* WRITTEN TASK 1 *
Reproduce verbatim the rows between the line holding "abstract (162, 428, 1057, 527)" and the line holding "434, 1057, 520)", inclusive.

* DOCUMENT EXTRACT *
Film
comments 2024: Lady parts
For
films that talked about lady parts, there was none moreso than Yorgos Lanthimos’
‘Poor Things’. If at first it seemed dangerously close to a
male fantasy of creating and maltreating a child-woman, riffing on ‘Frankenstein’
and classic picaresque, it soon became apparent that this is not a ‘Weird
Science’ fantasy but more musing on nature and nurture. Ditching the
unreliable narrator element of Alasdair Gray’s novel, among other aspects, it
offered a romp through the picaresque – also overlong, which is a feature of
the form – with a feminist slant. Although I had friends that thought Emma
Stone was mostly just over-acting instead of good – which I didn’t wholly agree
with – there was much to the aesthetic and execution that was undeniably great,
a full feast.
And
from “Goth ‘Barbie’” to “Gore ‘Barbie’”, Coralie Fargeat’s ‘The Substance’ proved to be the
essential winning shock to the year’s worthy cinema. It is true that I couldn’t
help but have reservations as I had with Fargeat’s debut ‘Revenge’ –
what I saw as a certain carelessness with detail that shortchanged all that was
good – but there was no denying its triumph of being a crossover body-horror
success with scrungy B-movie basis and A-movie gloss.
Zelda
Williams’ ‘Lisa Frankenstein’ also
played with body horror and female perspective, but it was ultimately an
airless warm-and-fuzzy Eighties homage rather than insightful (you’d have to go
to ‘I saw the TV Glow’ for a homage with a real emotional charge).

* DATA SUPPLIED *
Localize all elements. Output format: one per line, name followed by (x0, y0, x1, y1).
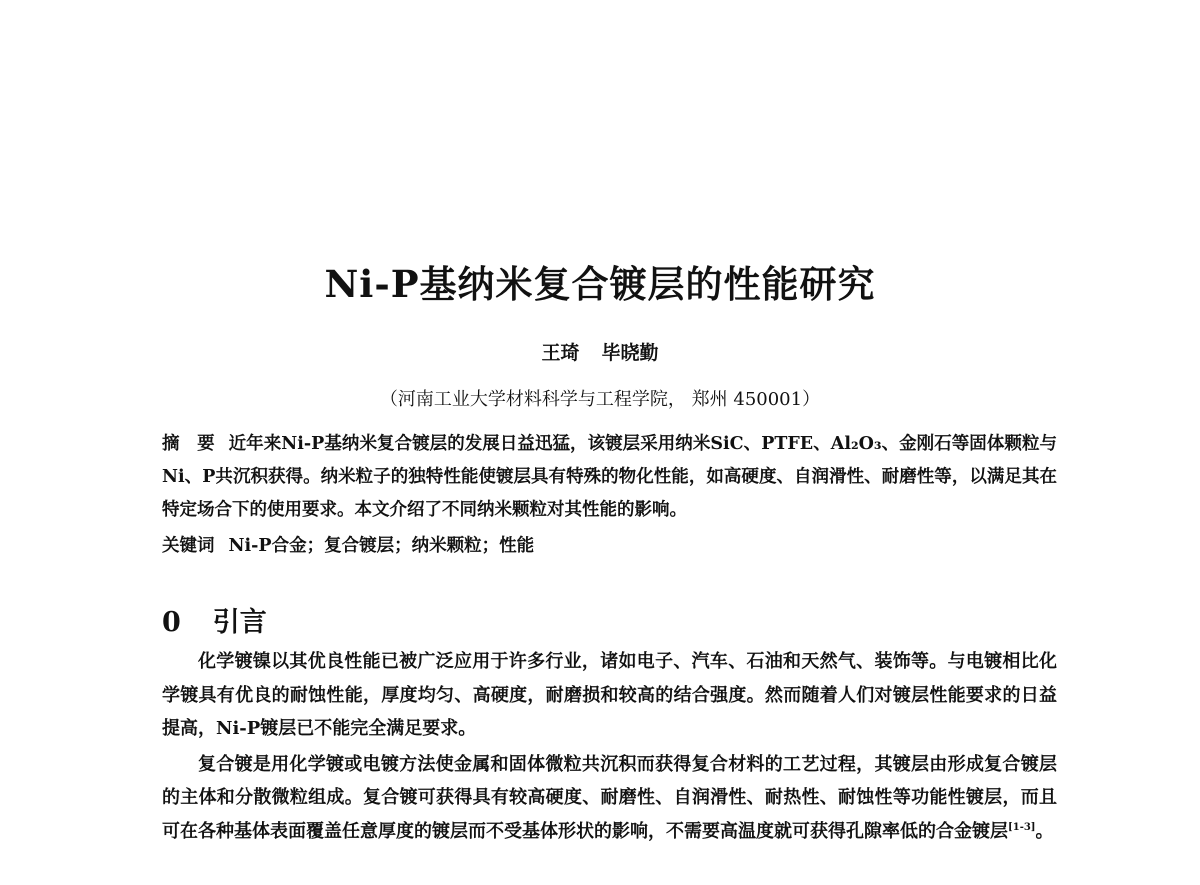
abstract (162, 428, 1057, 527)
author-name: 毕晓勤 (601, 342, 659, 364)
citation-ref: [1-3] (1008, 821, 1036, 833)
paragraph-end: 。 (1035, 820, 1054, 842)
keywords-label: 关键词 (162, 536, 215, 556)
abstract-label: 摘 要 (162, 434, 215, 454)
section-heading (162, 600, 267, 639)
paragraph-text: 化学镀镍以其优良性能已被广泛应用于许多行业，诸如电子、汽车、石油和天然气、装饰等。与电镀相比化学镀具有优良的耐蚀性能，厚度均匀、高硬度，耐磨损和较高的结合强度。然而随着人们对镀层性能要求的日益提高，Ni-P镀层已不能完全满足要求。 (162, 651, 1057, 739)
paper-title: Ni-P基纳米复合镀层的性能研究 (324, 262, 876, 306)
section-title: 引言 (212, 607, 267, 638)
keywords (162, 531, 1057, 561)
affiliation: （河南工业大学材料科学与工程学院， 郑州 450001） (379, 389, 821, 410)
paragraph (162, 748, 1057, 849)
paragraph (162, 645, 1057, 746)
abstract-text: 近年来Ni-P基纳米复合镀层的发展日益迅猛，该镀层采用纳米SiC、PTFE、Al₂O₃、金刚石等固体颗粒与Ni、P共沉积获得。纳米粒子的独特性能使镀层具有特殊的物化性能，如高硬度、自润滑性、耐磨性等，以满足其在特定场合下的使用要求。本文介绍了不同纳米颗粒对其性能的影响。 (162, 434, 1057, 520)
paragraph-text: 复合镀是用化学镀或电镀方法使金属和固体微粒共沉积而获得复合材料的工艺过程，其镀层由形成复合镀层的主体和分散微粒组成。复合镀可获得具有较高硬度、耐磨性、自润滑性、耐热性、耐蚀性等功能性镀层，而且可在各种基体表面覆盖任意厚度的镀层而不受基体形状的影响，不需要高温度就可获得孔隙率低的合金镀层 (162, 753, 1057, 842)
author-name: 王琦 (541, 342, 580, 364)
body-text (162, 645, 1057, 850)
author-list (0, 338, 1200, 365)
keywords-text: Ni-P合金；复合镀层；纳米颗粒；性能 (228, 536, 535, 556)
section-number: 0 (162, 607, 181, 638)
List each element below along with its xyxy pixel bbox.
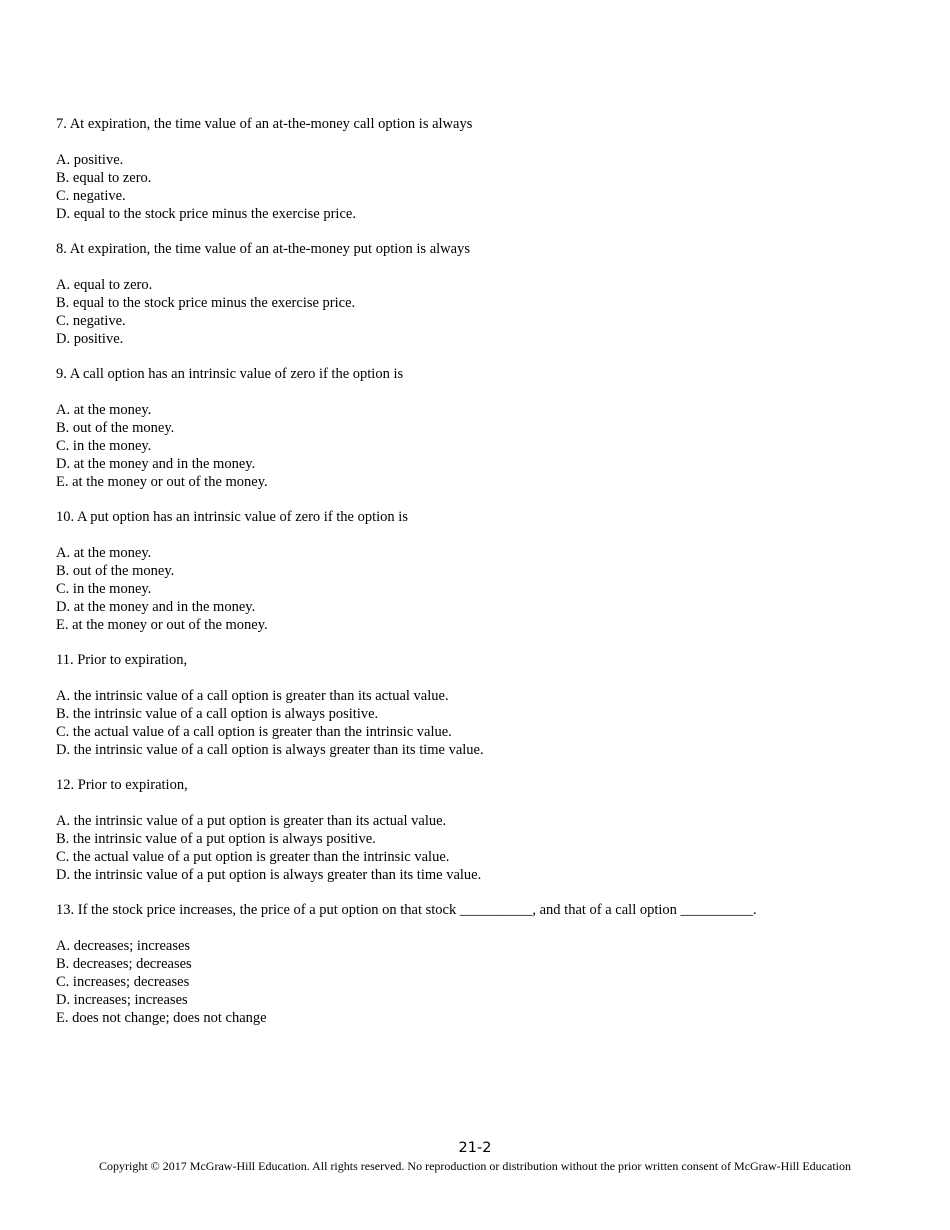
- option-d: D. the intrinsic value of a call option is always greater than its time value.: [56, 742, 484, 758]
- option-b: B. equal to the stock price minus the exercise price.: [56, 295, 356, 311]
- question-stem: 8. At expiration, the time value of an at-the-money put option is always: [56, 241, 470, 257]
- question-10: [56, 508, 916, 634]
- option-list: [56, 276, 916, 348]
- option-a: A. decreases; increases: [56, 938, 191, 954]
- question-list: [56, 115, 916, 1044]
- option-d: D. the intrinsic value of a put option is always greater than its time value.: [56, 867, 482, 883]
- option-list: [56, 544, 916, 634]
- question-stem: 10. A put option has an intrinsic value of zero if the option is: [56, 509, 408, 525]
- option-a: A. at the money.: [56, 402, 152, 418]
- question-stem: 13. If the stock price increases, the price of a put option on that stock __________, and that of a call option __________.: [56, 902, 757, 918]
- option-c: C. negative.: [56, 313, 126, 329]
- question-stem: 12. Prior to expiration,: [56, 777, 188, 793]
- option-d: D. at the money and in the money.: [56, 456, 256, 472]
- option-c: C. negative.: [56, 188, 126, 204]
- question-13: [56, 901, 916, 1027]
- option-b: B. equal to zero.: [56, 170, 152, 186]
- option-b: B. the intrinsic value of a put option is always positive.: [56, 831, 376, 847]
- option-c: C. the actual value of a put option is greater than the intrinsic value.: [56, 849, 450, 865]
- option-e: E. does not change; does not change: [56, 1010, 267, 1026]
- option-b: B. the intrinsic value of a call option is always positive.: [56, 706, 379, 722]
- option-d: D. equal to the stock price minus the exercise price.: [56, 206, 356, 222]
- option-a: A. positive.: [56, 152, 124, 168]
- question-stem: 11. Prior to expiration,: [56, 652, 188, 668]
- option-list: [56, 151, 916, 223]
- option-d: D. increases; increases: [56, 992, 188, 1008]
- option-c: C. in the money.: [56, 438, 152, 454]
- question-7: [56, 115, 916, 223]
- question-11: [56, 651, 916, 759]
- option-d: D. at the money and in the money.: [56, 599, 256, 615]
- question-12: [56, 776, 916, 884]
- option-list: [56, 687, 916, 759]
- copyright-notice: Copyright © 2017 McGraw-Hill Education. All rights reserved. No reproduction or distribution without the prior written consent of McGraw-Hill Education: [99, 1159, 851, 1173]
- option-a: A. equal to zero.: [56, 277, 153, 293]
- option-list: [56, 401, 916, 491]
- option-a: A. at the money.: [56, 545, 152, 561]
- option-list: [56, 812, 916, 884]
- question-9: [56, 365, 916, 491]
- page-number: 21-2: [458, 1140, 492, 1156]
- option-e: E. at the money or out of the money.: [56, 617, 268, 633]
- question-stem: 9. A call option has an intrinsic value of zero if the option is: [56, 366, 404, 382]
- option-b: B. out of the money.: [56, 420, 175, 436]
- option-d: D. positive.: [56, 331, 124, 347]
- option-e: E. at the money or out of the money.: [56, 474, 268, 490]
- option-c: C. in the money.: [56, 581, 152, 597]
- question-8: [56, 240, 916, 348]
- option-list: [56, 937, 916, 1027]
- page-footer: [0, 1138, 950, 1174]
- option-b: B. out of the money.: [56, 563, 175, 579]
- option-c: C. increases; decreases: [56, 974, 190, 990]
- option-b: B. decreases; decreases: [56, 956, 192, 972]
- option-a: A. the intrinsic value of a put option is greater than its actual value.: [56, 813, 447, 829]
- question-stem: 7. At expiration, the time value of an at-the-money call option is always: [56, 116, 473, 132]
- option-c: C. the actual value of a call option is greater than the intrinsic value.: [56, 724, 452, 740]
- option-a: A. the intrinsic value of a call option is greater than its actual value.: [56, 688, 449, 704]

* WRITTEN TASK 2 *
According to the film comments, why did the writer have reservations about 'The Substance'?

* WRITTEN SOLUTION 1 *
abstract (162, 428, 1057, 527)
author-name: 毕晓勤 (601, 342, 659, 364)
citation-ref: [1-3] (1008, 821, 1036, 833)
paragraph-end: 。 (1035, 820, 1054, 842)
keywords-label: 关键词 (162, 536, 215, 556)
abstract-label: 摘 要 (162, 434, 215, 454)
section-heading (162, 600, 267, 639)
paragraph-text: 化学镀镍以其优良性能已被广泛应用于许多行业，诸如电子、汽车、石油和天然气、装饰等。与电镀相比化学镀具有优良的耐蚀性能，厚度均匀、高硬度，耐磨损和较高的结合强度。然而随着人们对镀层性能要求的日益提高，Ni-P镀层已不能完全满足要求。 (162, 651, 1057, 739)
paper-title: Ni-P基纳米复合镀层的性能研究 (324, 262, 876, 306)
section-title: 引言 (212, 607, 267, 638)
keywords (162, 531, 1057, 561)
affiliation: （河南工业大学材料科学与工程学院， 郑州 450001） (379, 389, 821, 410)
paragraph (162, 748, 1057, 849)
paragraph (162, 645, 1057, 746)
abstract-text: 近年来Ni-P基纳米复合镀层的发展日益迅猛，该镀层采用纳米SiC、PTFE、Al₂O₃、金刚石等固体颗粒与Ni、P共沉积获得。纳米粒子的独特性能使镀层具有特殊的物化性能，如高硬度、自润滑性、耐磨性等，以满足其在特定场合下的使用要求。本文介绍了不同纳米颗粒对其性能的影响。 (162, 434, 1057, 520)

* WRITTEN SOLUTION 2 *
The writer saw in it a certain carelessness with detail that shortchanged all that was good, the same reservation the writer had about Fargeat's debut 'Revenge'.